## start RECORDS SUPPLIED

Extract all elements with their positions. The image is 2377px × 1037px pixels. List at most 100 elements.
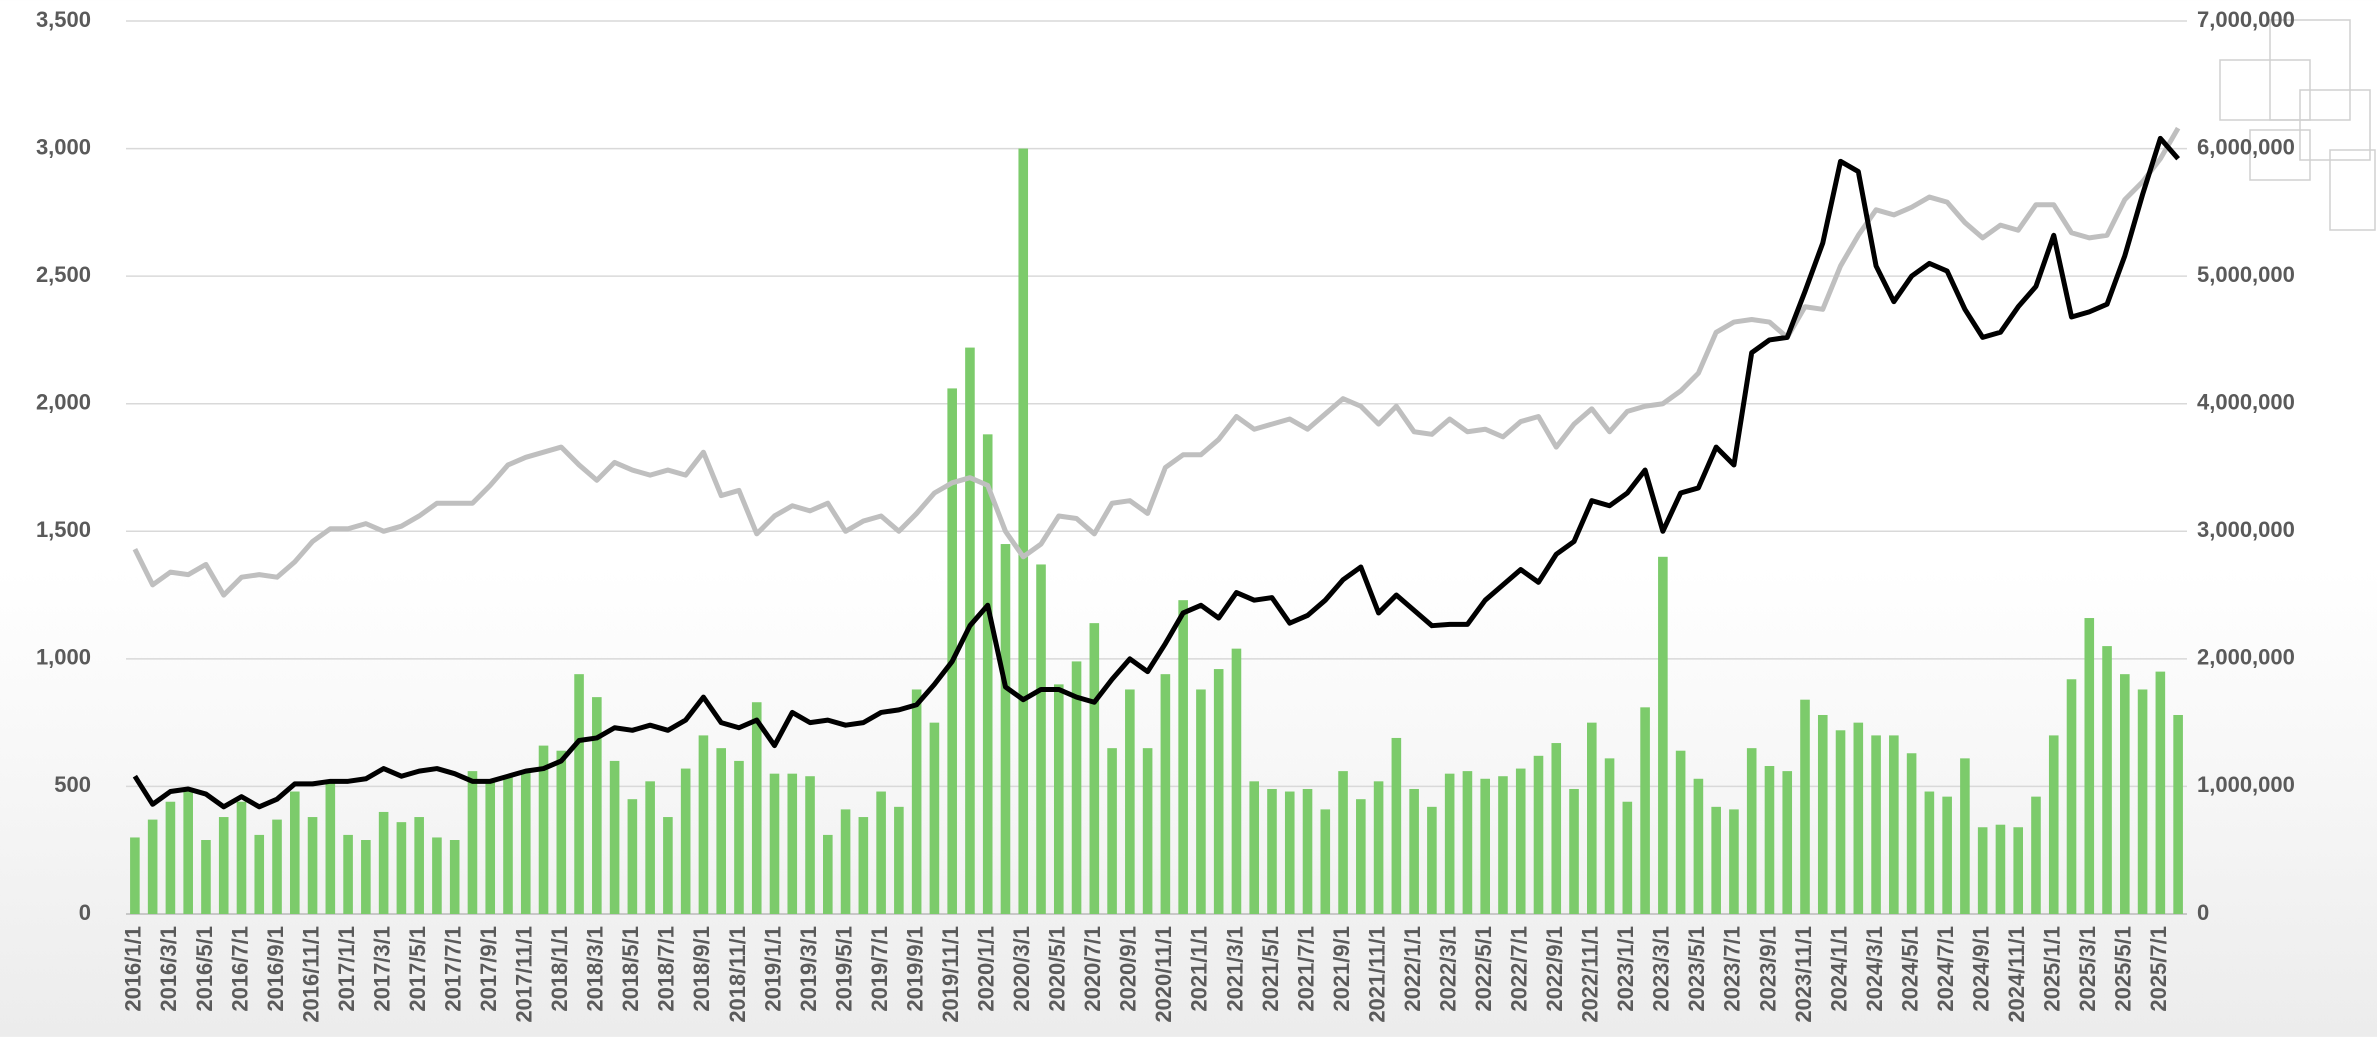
x-tick-label: 2018/1/1 (547, 926, 572, 1012)
bar (1089, 623, 1100, 914)
bar (911, 689, 922, 914)
x-tick-label: 2016/1/1 (121, 926, 146, 1012)
bar (183, 791, 193, 914)
bar (805, 776, 815, 914)
bar (1462, 771, 1473, 914)
bar (272, 819, 282, 914)
bar (645, 781, 655, 914)
bar (1249, 781, 1260, 914)
y-tick-label: 1,000 (36, 645, 91, 670)
bar (1906, 753, 1917, 914)
x-tick-label: 2020/7/1 (1080, 926, 1105, 1012)
bar (1551, 743, 1562, 914)
x-tick-label: 2024/7/1 (1933, 926, 1958, 1012)
bar (1213, 669, 1224, 914)
bar (1587, 722, 1597, 914)
bar (520, 771, 531, 914)
x-tick-label: 2022/9/1 (1542, 926, 1567, 1012)
bar (840, 809, 851, 914)
bar (1693, 778, 1704, 914)
x-tick-label: 2025/3/1 (2075, 926, 2100, 1012)
bar (2155, 671, 2166, 914)
y-tick-label: 0 (79, 900, 91, 925)
y2-tick-label: 5,000,000 (2197, 262, 2295, 287)
y-tick-label: 500 (54, 772, 91, 797)
bar (1498, 776, 1508, 914)
x-tick-label: 2020/3/1 (1009, 926, 1034, 1012)
bar (1480, 778, 1490, 914)
bar (1960, 758, 1970, 914)
bar (894, 806, 904, 914)
y2-tick-label: 6,000,000 (2197, 134, 2295, 159)
bar (414, 817, 424, 914)
bar (2084, 618, 2095, 914)
bar (1142, 748, 1153, 914)
x-tick-label: 2017/1/1 (334, 926, 359, 1012)
x-tick-label: 2023/5/1 (1684, 926, 1709, 1012)
bar (680, 768, 691, 914)
x-tick-label: 2023/1/1 (1613, 926, 1638, 1012)
bar (769, 773, 780, 914)
bar (574, 674, 584, 914)
x-tick-label: 2025/1/1 (2040, 926, 2065, 1012)
bar (218, 817, 229, 914)
bar (1942, 796, 1952, 914)
bar (716, 748, 726, 914)
bar (1871, 735, 1881, 914)
x-tick-label: 2016/3/1 (156, 926, 181, 1012)
bar (343, 834, 353, 914)
bar (1000, 544, 1011, 914)
bar (1338, 771, 1348, 914)
bar (1800, 699, 1810, 914)
bar (982, 434, 993, 914)
y-tick-label: 2,000 (36, 390, 91, 415)
bar (485, 781, 496, 914)
bar (1302, 788, 1313, 914)
bar (307, 817, 318, 914)
bar (1409, 788, 1419, 914)
bar (947, 388, 957, 914)
x-tick-label: 2020/1/1 (974, 926, 999, 1012)
x-tick-label: 2024/3/1 (1862, 926, 1887, 1012)
bar (1391, 737, 1402, 914)
bar (1569, 788, 1579, 914)
x-tick-label: 2019/1/1 (760, 926, 785, 1012)
bar (698, 735, 709, 914)
bar (1178, 600, 1188, 914)
bar (1622, 801, 1633, 914)
bar (876, 791, 886, 914)
x-tick-label: 2018/3/1 (583, 926, 608, 1012)
bar (627, 799, 638, 914)
x-tick-label: 2018/11/1 (725, 926, 750, 1023)
x-tick-label: 2018/5/1 (618, 926, 643, 1012)
x-tick-label: 2019/9/1 (902, 926, 927, 1012)
bar (734, 760, 744, 914)
line (132, 135, 2181, 810)
bar (1125, 689, 1135, 914)
x-tick-label: 2019/3/1 (796, 926, 821, 1012)
bar (432, 837, 442, 914)
bar (1675, 750, 1686, 914)
bar (396, 822, 407, 914)
bar (1995, 824, 2006, 914)
bar (1444, 773, 1455, 914)
bar (538, 745, 549, 914)
bar (2048, 735, 2059, 914)
bar (1196, 689, 1206, 914)
bar (2137, 689, 2148, 914)
bar (1640, 707, 1650, 914)
y2-tick-label: 1,000,000 (2197, 772, 2295, 797)
bar (1284, 791, 1295, 914)
bar (165, 801, 176, 914)
x-tick-label: 2021/11/1 (1364, 926, 1389, 1023)
bar (592, 697, 602, 914)
x-tick-label: 2016/11/1 (298, 926, 323, 1023)
x-tick-label: 2024/5/1 (1897, 926, 1922, 1012)
x-tick-label: 2022/1/1 (1400, 926, 1425, 1012)
x-tick-label: 2020/9/1 (1116, 926, 1141, 1012)
bar (1764, 766, 1775, 914)
bar (147, 819, 158, 914)
bar (1356, 799, 1366, 914)
x-tick-label: 2019/7/1 (867, 926, 892, 1012)
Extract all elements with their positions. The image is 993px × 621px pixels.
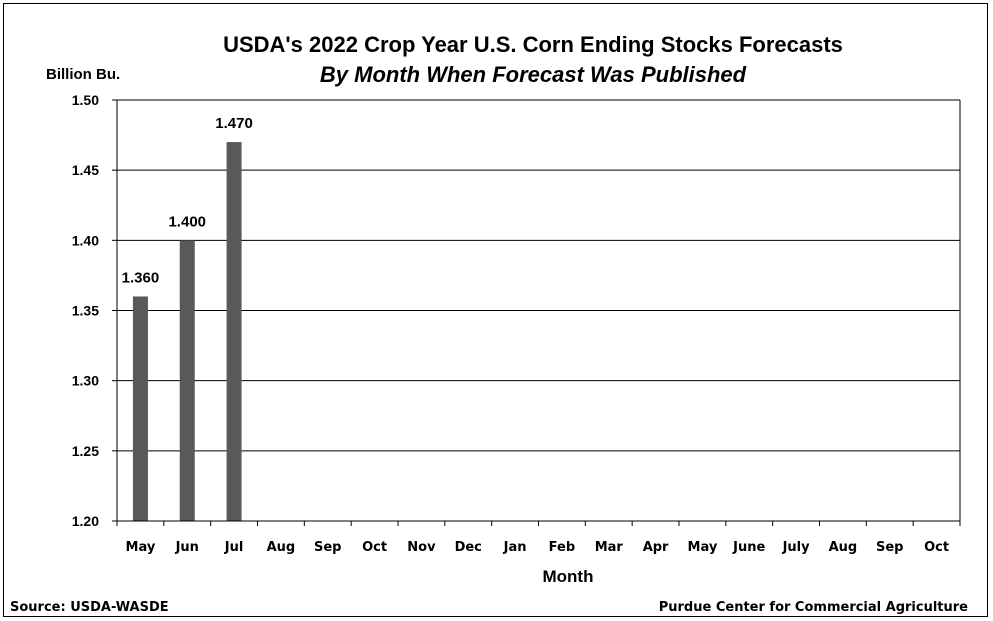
x-tick-label: May <box>126 540 156 555</box>
credit-note: Purdue Center for Commercial Agriculture <box>659 600 968 615</box>
x-tick-label: Feb <box>549 540 575 555</box>
y-tick-label: 1.30 <box>72 373 99 389</box>
y-tick-labels: 1.20 1.25 1.30 1.35 1.40 1.45 1.50 <box>72 92 99 529</box>
data-labels: 1.360 1.400 1.470 <box>122 115 253 286</box>
x-tick-label: July <box>782 540 811 555</box>
x-tick-label: Dec <box>455 540 482 555</box>
chart-title: USDA's 2022 Crop Year U.S. Corn Ending S… <box>223 32 843 57</box>
data-label: 1.470 <box>215 115 253 132</box>
source-note: Source: USDA-WASDE <box>10 600 169 615</box>
y-tick-label: 1.40 <box>72 232 99 248</box>
grid-lines <box>117 99 960 452</box>
x-tick-label: Mar <box>595 540 624 555</box>
x-tick-label: Sep <box>314 540 342 555</box>
data-label: 1.360 <box>122 269 160 286</box>
y-tick-label: 1.20 <box>72 513 99 529</box>
y-tick-label: 1.25 <box>72 443 99 459</box>
y-axis-label: Billion Bu. <box>46 66 120 83</box>
x-tick-label: Sep <box>876 540 904 555</box>
bars <box>132 142 242 522</box>
y-tick-label: 1.50 <box>72 92 99 108</box>
bar <box>179 240 195 522</box>
axes <box>112 99 961 526</box>
y-tick-label: 1.35 <box>72 303 99 319</box>
x-tick-label: Jan <box>503 540 527 555</box>
x-tick-label: Nov <box>407 540 436 555</box>
x-tick-label: Apr <box>643 540 669 555</box>
data-label: 1.400 <box>168 213 206 230</box>
x-axis-label: Month <box>543 567 594 586</box>
y-tick-label: 1.45 <box>72 162 99 178</box>
x-tick-labels: May Jun Jul Aug Sep Oct Nov Dec Jan Feb Mar Apr May J… <box>126 540 950 555</box>
x-tick-label: Jul <box>224 540 244 555</box>
x-tick-label: Aug <box>829 540 858 555</box>
x-tick-label: May <box>688 540 718 555</box>
x-tick-label: Jun <box>175 540 199 555</box>
chart-subtitle: By Month When Forecast Was Published <box>320 62 747 87</box>
bar <box>226 142 242 521</box>
x-tick-label: Aug <box>267 540 296 555</box>
x-tick-label: Oct <box>924 540 949 555</box>
x-tick-label: Oct <box>362 540 387 555</box>
bar <box>132 296 148 521</box>
x-tick-label: June <box>732 540 765 555</box>
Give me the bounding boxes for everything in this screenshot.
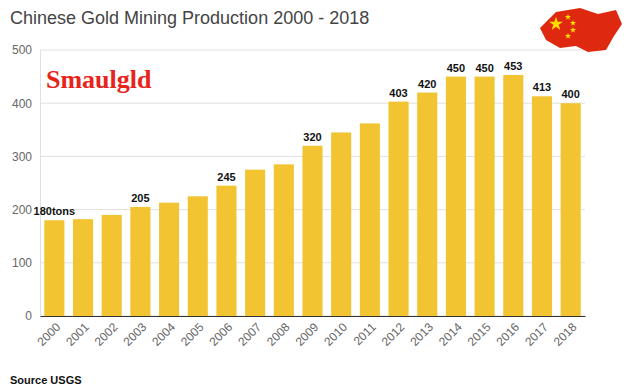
y-tick: 100 [12, 256, 40, 270]
x-tick-label: 2004 [149, 320, 178, 349]
x-tick: 2007 [235, 316, 264, 349]
x-tick-label: 2010 [321, 320, 350, 349]
x-tick-label: 2008 [264, 320, 293, 349]
y-tick-label: 0 [25, 309, 32, 323]
x-tick: 2004 [149, 316, 178, 349]
flag-star [565, 14, 571, 20]
x-tick-label: 2006 [207, 320, 236, 349]
bar [159, 203, 179, 316]
x-tick: 2001 [63, 316, 92, 349]
y-axis: 0 100 200 300 400 500 [12, 43, 41, 323]
x-tick-label: 2003 [121, 320, 150, 349]
x-tick: 2012 [379, 316, 408, 349]
y-tick: 300 [12, 150, 40, 164]
bars [44, 75, 580, 316]
x-tick-label: 2016 [493, 320, 522, 349]
bar [475, 77, 495, 316]
data-label: 205 [131, 192, 149, 204]
plot: 0 100 200 300 400 500 200020012002200320042005… [12, 43, 586, 349]
x-axis: 2000200120022003200420052006200720082009… [34, 316, 585, 349]
x-tick: 2013 [407, 316, 436, 349]
flag-star [570, 27, 576, 33]
x-tick-label: 2013 [407, 320, 436, 349]
x-axis-line [41, 316, 586, 317]
chart: 0 100 200 300 400 500 200020012002200320042005… [0, 0, 627, 392]
bar [216, 186, 236, 316]
x-tick-label: 2011 [351, 320, 379, 348]
x-tick: 2009 [293, 316, 322, 349]
bar [130, 207, 150, 316]
bar [561, 103, 581, 316]
x-tick-label: 2007 [235, 320, 264, 349]
x-tick-label: 2014 [436, 320, 465, 349]
title: Chinese Gold Mining Production 2000 - 20… [10, 8, 369, 28]
logo: Smaulgld [46, 65, 152, 94]
bar [245, 170, 265, 316]
y-tick: 400 [12, 97, 40, 111]
data-label: 400 [561, 88, 579, 100]
data-label: 453 [504, 60, 522, 72]
x-tick: 2011 [351, 316, 379, 348]
data-label: 180tons [34, 205, 76, 217]
bar [503, 75, 523, 316]
bar [389, 102, 409, 316]
data-label: 450 [447, 62, 465, 74]
x-tick: 2015 [465, 316, 494, 349]
data-label: 420 [418, 78, 436, 90]
y-tick-label: 100 [12, 256, 32, 270]
bar [360, 123, 380, 316]
y-tick-label: 500 [12, 43, 32, 57]
bar [44, 220, 64, 316]
x-tick-label: 2001 [63, 320, 92, 349]
bar [446, 77, 466, 316]
bar [188, 196, 208, 316]
data-label: 413 [533, 81, 551, 93]
bar [302, 146, 322, 316]
x-tick: 2017 [522, 316, 551, 349]
y-tick-label: 300 [12, 150, 32, 164]
x-tick: 2016 [493, 316, 522, 349]
flag-star [570, 20, 576, 26]
bar [417, 93, 437, 316]
bar [73, 219, 93, 316]
x-tick: 2005 [178, 316, 207, 349]
x-tick: 2006 [207, 316, 236, 349]
x-tick-label: 2017 [522, 320, 551, 349]
x-tick: 2010 [321, 316, 350, 349]
y-tick-label: 200 [12, 203, 32, 217]
flag-icon [540, 8, 622, 52]
data-label: 320 [303, 131, 321, 143]
x-tick: 2002 [92, 316, 121, 349]
x-tick: 2008 [264, 316, 293, 349]
y-tick: 0 [25, 309, 40, 323]
bar [331, 132, 351, 316]
x-tick-label: 2015 [465, 320, 494, 349]
x-tick-label: 2009 [293, 320, 322, 349]
x-tick-label: 2000 [34, 320, 63, 349]
source: Source USGS [10, 374, 82, 386]
x-tick-label: 2018 [551, 320, 580, 349]
data-label: 245 [217, 171, 235, 183]
flag-shape [540, 8, 622, 52]
flag-star [565, 33, 571, 39]
data-labels: 180tons 205 245 320 403 420 450 450 453 413 400 [34, 60, 580, 217]
x-tick: 2014 [436, 316, 465, 349]
bar [532, 96, 552, 316]
bar [274, 164, 294, 316]
flag-star [549, 17, 563, 30]
x-tick-label: 2002 [92, 320, 121, 349]
x-tick: 2018 [551, 316, 580, 349]
data-label: 450 [475, 62, 493, 74]
grid-line [40, 50, 585, 51]
y-tick-label: 400 [12, 97, 32, 111]
bar [102, 215, 122, 316]
y-tick: 500 [12, 43, 40, 57]
x-tick-label: 2005 [178, 320, 207, 349]
data-label: 403 [389, 87, 407, 99]
x-tick: 2000 [34, 316, 63, 349]
x-tick: 2003 [121, 316, 150, 349]
x-tick-label: 2012 [379, 320, 408, 349]
grid [40, 50, 585, 316]
y-axis-line [40, 51, 41, 317]
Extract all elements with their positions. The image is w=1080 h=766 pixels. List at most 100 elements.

## end RECORDS SUPPLIED

▸ AIM OF THE TASK: Quote the stretch of lines from the line containing "x-tick-label: 2018/1/1 (547, 926, 572, 1012)" through the line containing "y2-tick-label: 5,000,000 (2197, 262, 2295, 287)", including both of those lines, and reproduce each one without any change.

▸ SOLUTION TO THIS TASK:
x-tick-label: 2018/1/1 (547, 926, 572, 1012)
bar (1089, 623, 1100, 914)
bar (911, 689, 922, 914)
x-tick-label: 2016/1/1 (121, 926, 146, 1012)
bar (183, 791, 193, 914)
bar (805, 776, 815, 914)
bar (1462, 771, 1473, 914)
bar (272, 819, 282, 914)
bar (645, 781, 655, 914)
bar (1249, 781, 1260, 914)
y-tick-label: 1,000 (36, 645, 91, 670)
bar (1906, 753, 1917, 914)
x-tick-label: 2020/7/1 (1080, 926, 1105, 1012)
bar (1551, 743, 1562, 914)
x-tick-label: 2024/7/1 (1933, 926, 1958, 1012)
bar (1213, 669, 1224, 914)
bar (1587, 722, 1597, 914)
bar (520, 771, 531, 914)
x-tick-label: 2022/9/1 (1542, 926, 1567, 1012)
bar (840, 809, 851, 914)
bar (1693, 778, 1704, 914)
x-tick-label: 2025/3/1 (2075, 926, 2100, 1012)
bar (2155, 671, 2166, 914)
y-tick-label: 0 (79, 900, 91, 925)
y2-tick-label: 5,000,000 (2197, 262, 2295, 287)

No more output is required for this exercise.